(Records from a data collection)
╔══
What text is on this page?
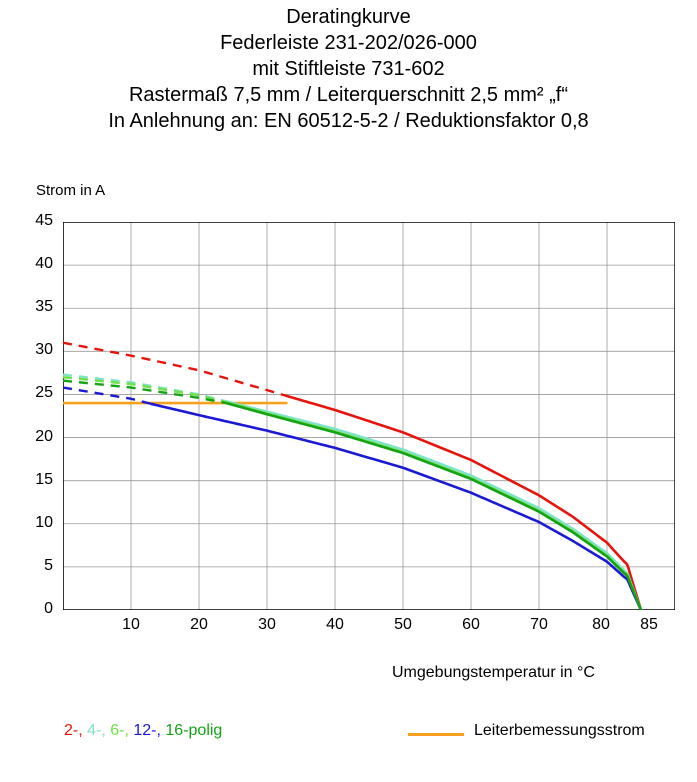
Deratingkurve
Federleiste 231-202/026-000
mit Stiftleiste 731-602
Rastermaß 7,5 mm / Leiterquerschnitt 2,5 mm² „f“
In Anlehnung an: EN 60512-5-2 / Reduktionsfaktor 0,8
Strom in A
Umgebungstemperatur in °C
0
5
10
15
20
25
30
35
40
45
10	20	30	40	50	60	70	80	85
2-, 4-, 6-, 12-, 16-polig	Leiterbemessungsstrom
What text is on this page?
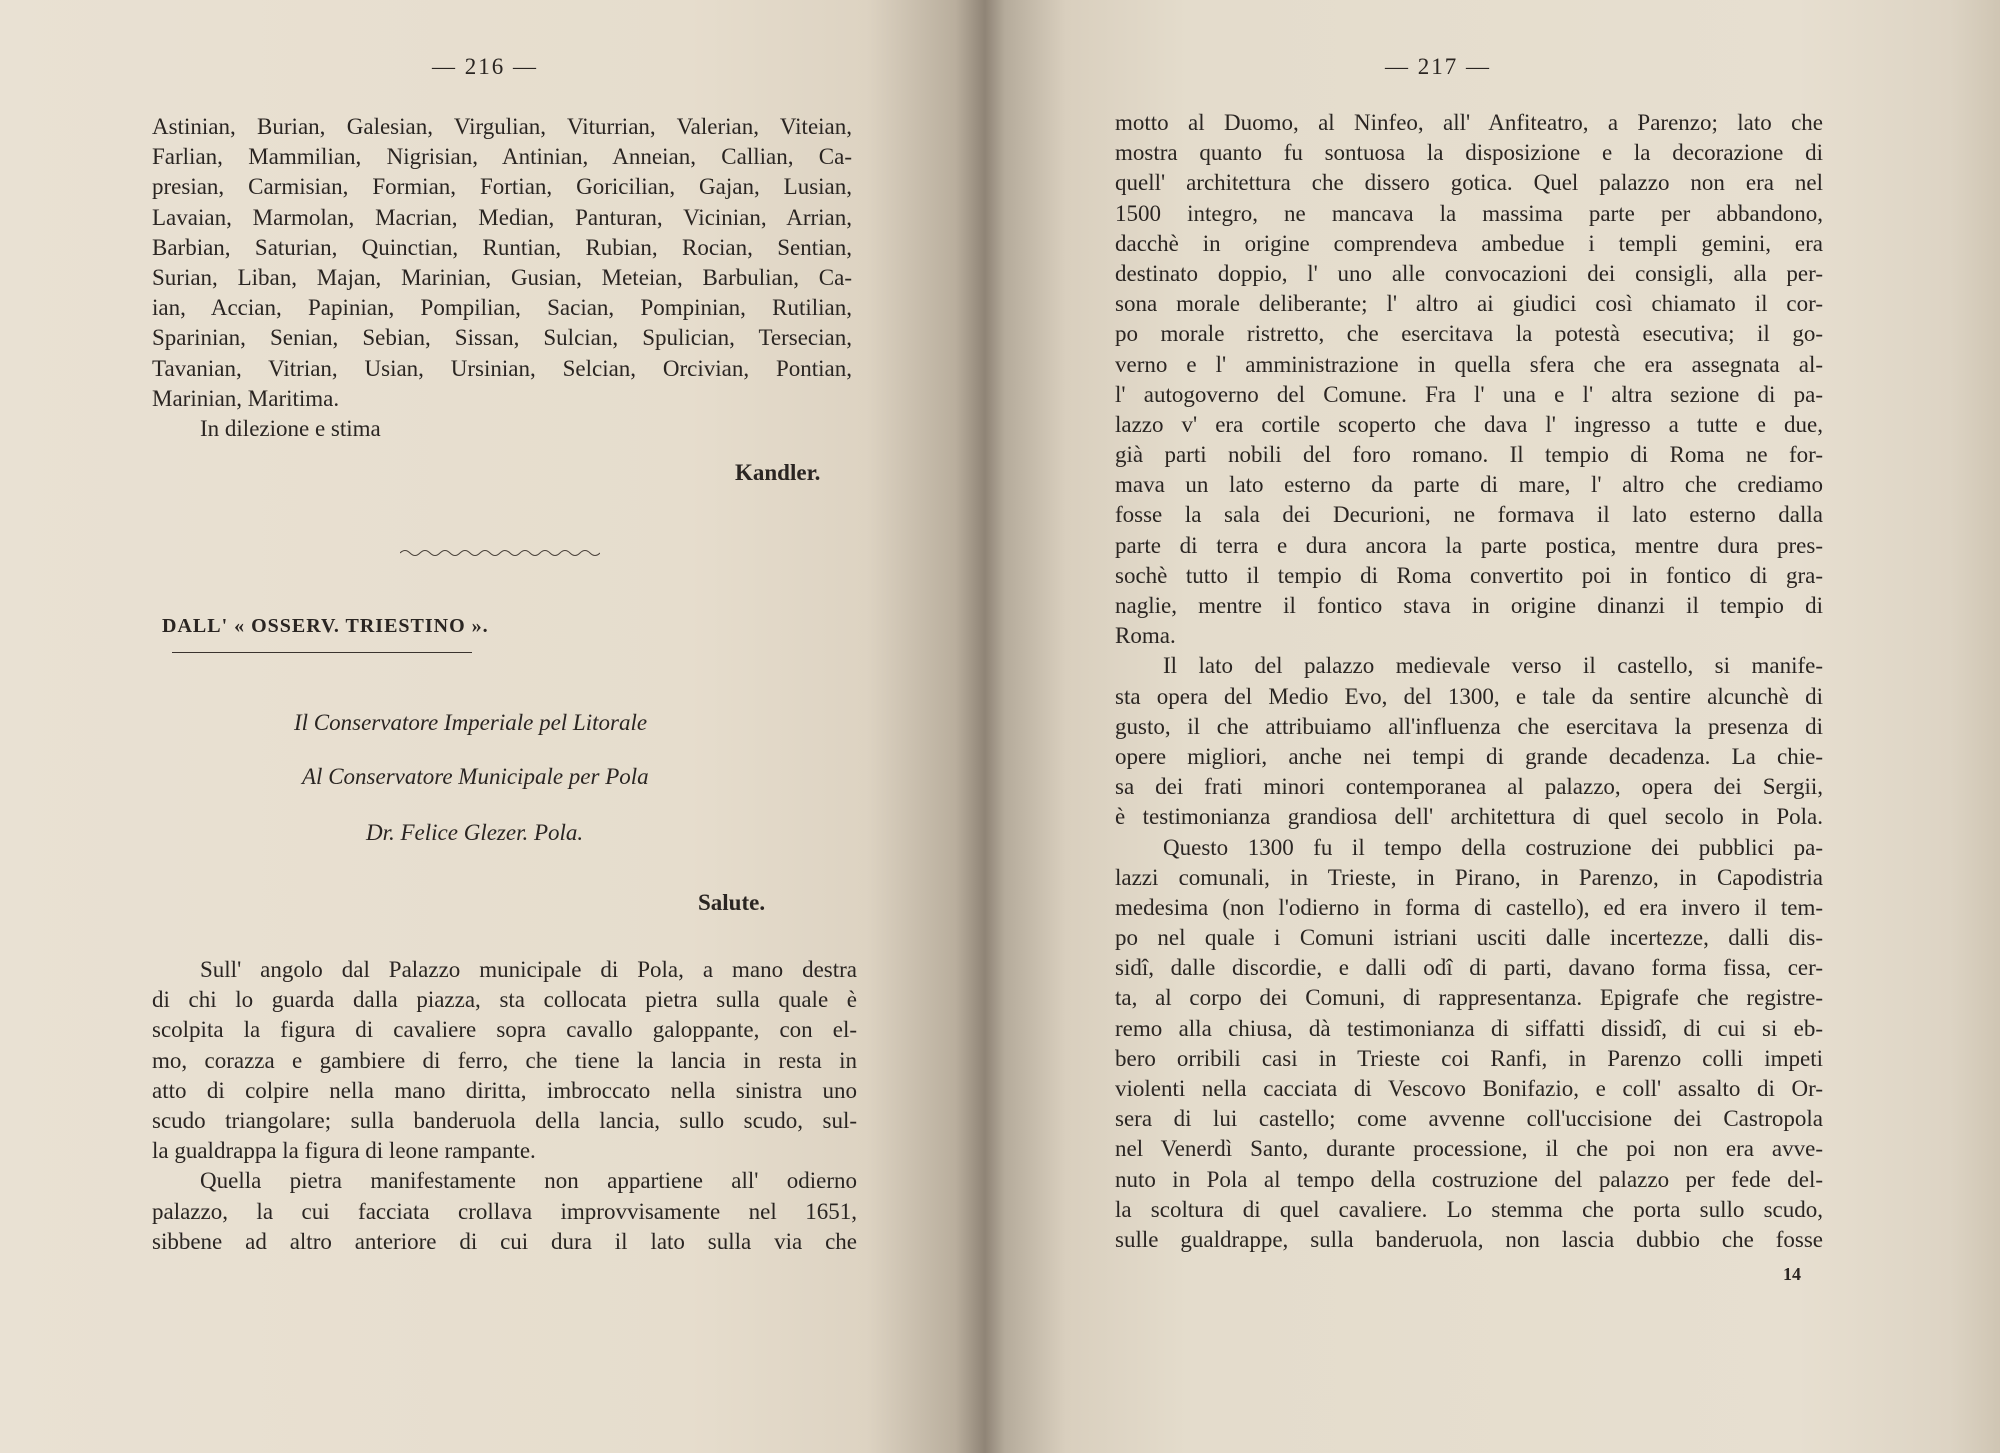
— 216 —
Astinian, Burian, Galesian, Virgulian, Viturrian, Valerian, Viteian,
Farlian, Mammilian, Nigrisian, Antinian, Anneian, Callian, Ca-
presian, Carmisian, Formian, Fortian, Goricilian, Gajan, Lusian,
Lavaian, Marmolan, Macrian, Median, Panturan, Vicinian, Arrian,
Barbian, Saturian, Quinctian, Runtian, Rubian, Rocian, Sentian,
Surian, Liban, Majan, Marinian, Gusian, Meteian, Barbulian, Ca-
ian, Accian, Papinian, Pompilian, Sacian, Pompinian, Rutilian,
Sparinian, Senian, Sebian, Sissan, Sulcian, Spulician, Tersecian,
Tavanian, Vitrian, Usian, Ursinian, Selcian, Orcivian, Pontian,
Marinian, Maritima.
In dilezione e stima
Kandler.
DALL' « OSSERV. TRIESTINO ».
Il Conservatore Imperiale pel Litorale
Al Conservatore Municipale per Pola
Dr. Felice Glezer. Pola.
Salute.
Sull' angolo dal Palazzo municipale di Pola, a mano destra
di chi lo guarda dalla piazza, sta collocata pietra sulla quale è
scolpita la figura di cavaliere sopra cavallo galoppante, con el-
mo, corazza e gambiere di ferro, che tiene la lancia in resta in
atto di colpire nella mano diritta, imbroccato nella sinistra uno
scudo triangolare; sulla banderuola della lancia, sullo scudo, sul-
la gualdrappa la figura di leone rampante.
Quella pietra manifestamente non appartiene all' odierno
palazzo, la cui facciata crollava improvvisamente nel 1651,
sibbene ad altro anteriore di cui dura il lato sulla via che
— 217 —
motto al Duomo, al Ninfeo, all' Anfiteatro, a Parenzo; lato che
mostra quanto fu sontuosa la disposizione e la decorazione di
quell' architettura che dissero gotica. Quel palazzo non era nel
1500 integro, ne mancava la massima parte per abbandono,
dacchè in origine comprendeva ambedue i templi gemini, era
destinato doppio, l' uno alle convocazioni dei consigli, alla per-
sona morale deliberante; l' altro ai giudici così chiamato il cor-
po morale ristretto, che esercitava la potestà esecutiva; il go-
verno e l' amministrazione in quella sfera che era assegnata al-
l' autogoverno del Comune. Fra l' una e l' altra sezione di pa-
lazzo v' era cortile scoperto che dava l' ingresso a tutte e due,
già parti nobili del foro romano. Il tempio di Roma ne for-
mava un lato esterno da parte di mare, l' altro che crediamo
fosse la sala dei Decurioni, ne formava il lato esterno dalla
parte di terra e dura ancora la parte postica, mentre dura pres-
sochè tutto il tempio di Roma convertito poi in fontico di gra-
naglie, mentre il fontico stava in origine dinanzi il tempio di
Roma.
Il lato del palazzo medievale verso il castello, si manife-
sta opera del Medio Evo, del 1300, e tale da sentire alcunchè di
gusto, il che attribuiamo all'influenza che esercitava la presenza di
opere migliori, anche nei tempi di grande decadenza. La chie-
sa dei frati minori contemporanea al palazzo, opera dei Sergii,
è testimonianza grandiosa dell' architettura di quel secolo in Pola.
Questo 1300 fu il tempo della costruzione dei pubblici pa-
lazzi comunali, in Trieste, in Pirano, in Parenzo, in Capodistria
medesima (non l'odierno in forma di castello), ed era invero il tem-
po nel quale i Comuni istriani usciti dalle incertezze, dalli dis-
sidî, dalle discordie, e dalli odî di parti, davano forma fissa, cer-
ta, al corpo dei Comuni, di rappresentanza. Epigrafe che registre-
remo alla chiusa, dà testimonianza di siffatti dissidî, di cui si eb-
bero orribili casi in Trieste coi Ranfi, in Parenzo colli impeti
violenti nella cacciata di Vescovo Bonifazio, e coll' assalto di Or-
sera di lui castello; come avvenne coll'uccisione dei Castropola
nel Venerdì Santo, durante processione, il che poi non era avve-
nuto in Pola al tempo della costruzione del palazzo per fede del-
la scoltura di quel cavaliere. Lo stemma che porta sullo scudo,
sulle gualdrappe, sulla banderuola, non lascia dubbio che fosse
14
╚══
[STATED PROBLEM]
The pictures should not appear in the copy; every other part of the records above must be returned exactly.

[OUTPUT BELOW]
What text is on this page?
Deratingkurve
Federleiste 231-202/026-000
mit Stiftleiste 731-602
Rastermaß 7,5 mm / Leiterquerschnitt 2,5 mm² „f“
In Anlehnung an: EN 60512-5-2 / Reduktionsfaktor 0,8
Strom in A
Umgebungstemperatur in °C
0
5
10
15
20
25
30
35
40
45
10	20	30	40	50	60	70	80	85
2-, 4-, 6-, 12-, 16-polig	Leiterbemessungsstrom
What text is on this page?
— 216 —
Astinian, Burian, Galesian, Virgulian, Viturrian, Valerian, Viteian,
Farlian, Mammilian, Nigrisian, Antinian, Anneian, Callian, Ca-
presian, Carmisian, Formian, Fortian, Goricilian, Gajan, Lusian,
Lavaian, Marmolan, Macrian, Median, Panturan, Vicinian, Arrian,
Barbian, Saturian, Quinctian, Runtian, Rubian, Rocian, Sentian,
Surian, Liban, Majan, Marinian, Gusian, Meteian, Barbulian, Ca-
ian, Accian, Papinian, Pompilian, Sacian, Pompinian, Rutilian,
Sparinian, Senian, Sebian, Sissan, Sulcian, Spulician, Tersecian,
Tavanian, Vitrian, Usian, Ursinian, Selcian, Orcivian, Pontian,
Marinian, Maritima.
In dilezione e stima
Kandler.
DALL' « OSSERV. TRIESTINO ».
Il Conservatore Imperiale pel Litorale
Al Conservatore Municipale per Pola
Dr. Felice Glezer. Pola.
Salute.
Sull' angolo dal Palazzo municipale di Pola, a mano destra
di chi lo guarda dalla piazza, sta collocata pietra sulla quale è
scolpita la figura di cavaliere sopra cavallo galoppante, con el-
mo, corazza e gambiere di ferro, che tiene la lancia in resta in
atto di colpire nella mano diritta, imbroccato nella sinistra uno
scudo triangolare; sulla banderuola della lancia, sullo scudo, sul-
la gualdrappa la figura di leone rampante.
Quella pietra manifestamente non appartiene all' odierno
palazzo, la cui facciata crollava improvvisamente nel 1651,
sibbene ad altro anteriore di cui dura il lato sulla via che
— 217 —
motto al Duomo, al Ninfeo, all' Anfiteatro, a Parenzo; lato che
mostra quanto fu sontuosa la disposizione e la decorazione di
quell' architettura che dissero gotica. Quel palazzo non era nel
1500 integro, ne mancava la massima parte per abbandono,
dacchè in origine comprendeva ambedue i templi gemini, era
destinato doppio, l' uno alle convocazioni dei consigli, alla per-
sona morale deliberante; l' altro ai giudici così chiamato il cor-
po morale ristretto, che esercitava la potestà esecutiva; il go-
verno e l' amministrazione in quella sfera che era assegnata al-
l' autogoverno del Comune. Fra l' una e l' altra sezione di pa-
lazzo v' era cortile scoperto che dava l' ingresso a tutte e due,
già parti nobili del foro romano. Il tempio di Roma ne for-
mava un lato esterno da parte di mare, l' altro che crediamo
fosse la sala dei Decurioni, ne formava il lato esterno dalla
parte di terra e dura ancora la parte postica, mentre dura pres-
sochè tutto il tempio di Roma convertito poi in fontico di gra-
naglie, mentre il fontico stava in origine dinanzi il tempio di
Roma.
Il lato del palazzo medievale verso il castello, si manife-
sta opera del Medio Evo, del 1300, e tale da sentire alcunchè di
gusto, il che attribuiamo all'influenza che esercitava la presenza di
opere migliori, anche nei tempi di grande decadenza. La chie-
sa dei frati minori contemporanea al palazzo, opera dei Sergii,
è testimonianza grandiosa dell' architettura di quel secolo in Pola.
Questo 1300 fu il tempo della costruzione dei pubblici pa-
lazzi comunali, in Trieste, in Pirano, in Parenzo, in Capodistria
medesima (non l'odierno in forma di castello), ed era invero il tem-
po nel quale i Comuni istriani usciti dalle incertezze, dalli dis-
sidî, dalle discordie, e dalli odî di parti, davano forma fissa, cer-
ta, al corpo dei Comuni, di rappresentanza. Epigrafe che registre-
remo alla chiusa, dà testimonianza di siffatti dissidî, di cui si eb-
bero orribili casi in Trieste coi Ranfi, in Parenzo colli impeti
violenti nella cacciata di Vescovo Bonifazio, e coll' assalto di Or-
sera di lui castello; come avvenne coll'uccisione dei Castropola
nel Venerdì Santo, durante processione, il che poi non era avve-
nuto in Pola al tempo della costruzione del palazzo per fede del-
la scoltura di quel cavaliere. Lo stemma che porta sullo scudo,
sulle gualdrappe, sulla banderuola, non lascia dubbio che fosse
14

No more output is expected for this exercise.